## BEGIN Material shown
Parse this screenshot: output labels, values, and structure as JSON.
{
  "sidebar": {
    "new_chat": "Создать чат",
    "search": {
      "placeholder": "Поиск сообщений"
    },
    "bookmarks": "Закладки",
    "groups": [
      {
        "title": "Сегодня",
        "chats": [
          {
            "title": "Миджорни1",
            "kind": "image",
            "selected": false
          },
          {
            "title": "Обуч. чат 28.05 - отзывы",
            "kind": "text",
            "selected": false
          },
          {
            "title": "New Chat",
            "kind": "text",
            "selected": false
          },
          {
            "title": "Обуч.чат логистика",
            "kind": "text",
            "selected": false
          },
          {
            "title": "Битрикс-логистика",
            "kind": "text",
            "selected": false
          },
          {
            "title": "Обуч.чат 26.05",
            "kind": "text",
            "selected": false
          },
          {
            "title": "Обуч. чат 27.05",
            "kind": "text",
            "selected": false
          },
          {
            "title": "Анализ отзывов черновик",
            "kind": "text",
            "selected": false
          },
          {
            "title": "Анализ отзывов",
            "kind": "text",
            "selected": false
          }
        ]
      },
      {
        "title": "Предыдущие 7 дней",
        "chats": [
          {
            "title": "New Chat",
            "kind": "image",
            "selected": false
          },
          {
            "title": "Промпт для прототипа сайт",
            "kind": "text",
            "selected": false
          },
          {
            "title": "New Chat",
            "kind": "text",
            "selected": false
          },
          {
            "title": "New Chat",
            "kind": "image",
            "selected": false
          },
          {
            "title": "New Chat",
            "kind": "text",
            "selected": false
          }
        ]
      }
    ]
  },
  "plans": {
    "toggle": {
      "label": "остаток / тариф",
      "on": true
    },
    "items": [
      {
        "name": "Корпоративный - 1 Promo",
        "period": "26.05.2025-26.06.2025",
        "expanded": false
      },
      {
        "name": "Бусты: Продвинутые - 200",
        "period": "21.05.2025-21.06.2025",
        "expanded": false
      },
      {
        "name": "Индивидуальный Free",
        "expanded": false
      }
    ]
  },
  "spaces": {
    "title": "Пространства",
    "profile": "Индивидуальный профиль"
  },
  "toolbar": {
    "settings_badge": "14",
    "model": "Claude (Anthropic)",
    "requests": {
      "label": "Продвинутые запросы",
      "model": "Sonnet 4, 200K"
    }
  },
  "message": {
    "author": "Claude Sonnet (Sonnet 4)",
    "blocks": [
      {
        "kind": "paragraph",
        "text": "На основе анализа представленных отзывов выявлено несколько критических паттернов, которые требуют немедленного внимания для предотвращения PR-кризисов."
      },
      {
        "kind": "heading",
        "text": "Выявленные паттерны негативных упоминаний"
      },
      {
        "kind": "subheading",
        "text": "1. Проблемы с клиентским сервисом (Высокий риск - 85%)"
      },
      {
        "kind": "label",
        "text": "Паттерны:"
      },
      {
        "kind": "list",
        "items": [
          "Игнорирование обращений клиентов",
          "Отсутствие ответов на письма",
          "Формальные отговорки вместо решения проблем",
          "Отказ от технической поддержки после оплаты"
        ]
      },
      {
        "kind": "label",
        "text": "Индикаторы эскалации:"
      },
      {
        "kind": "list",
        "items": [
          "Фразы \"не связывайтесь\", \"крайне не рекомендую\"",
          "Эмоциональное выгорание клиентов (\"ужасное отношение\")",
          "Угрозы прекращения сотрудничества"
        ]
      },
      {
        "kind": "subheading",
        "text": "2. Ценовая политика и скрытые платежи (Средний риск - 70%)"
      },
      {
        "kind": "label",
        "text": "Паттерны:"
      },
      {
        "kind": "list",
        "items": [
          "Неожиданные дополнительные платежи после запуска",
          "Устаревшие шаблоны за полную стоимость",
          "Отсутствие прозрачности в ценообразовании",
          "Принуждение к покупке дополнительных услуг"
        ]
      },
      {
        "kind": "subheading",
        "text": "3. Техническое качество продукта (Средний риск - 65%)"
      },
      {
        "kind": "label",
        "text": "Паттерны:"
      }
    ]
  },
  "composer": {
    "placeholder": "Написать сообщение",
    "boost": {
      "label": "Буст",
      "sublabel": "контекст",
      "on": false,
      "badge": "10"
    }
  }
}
## END Material shown
> _Exercise description_
Copy every line of the records above that holds the word "платежи".

> _Solved exercise_
        "text": "2. Ценовая политика и скрытые платежи (Средний риск - 70%)"
          "Неожиданные дополнительные платежи после запуска",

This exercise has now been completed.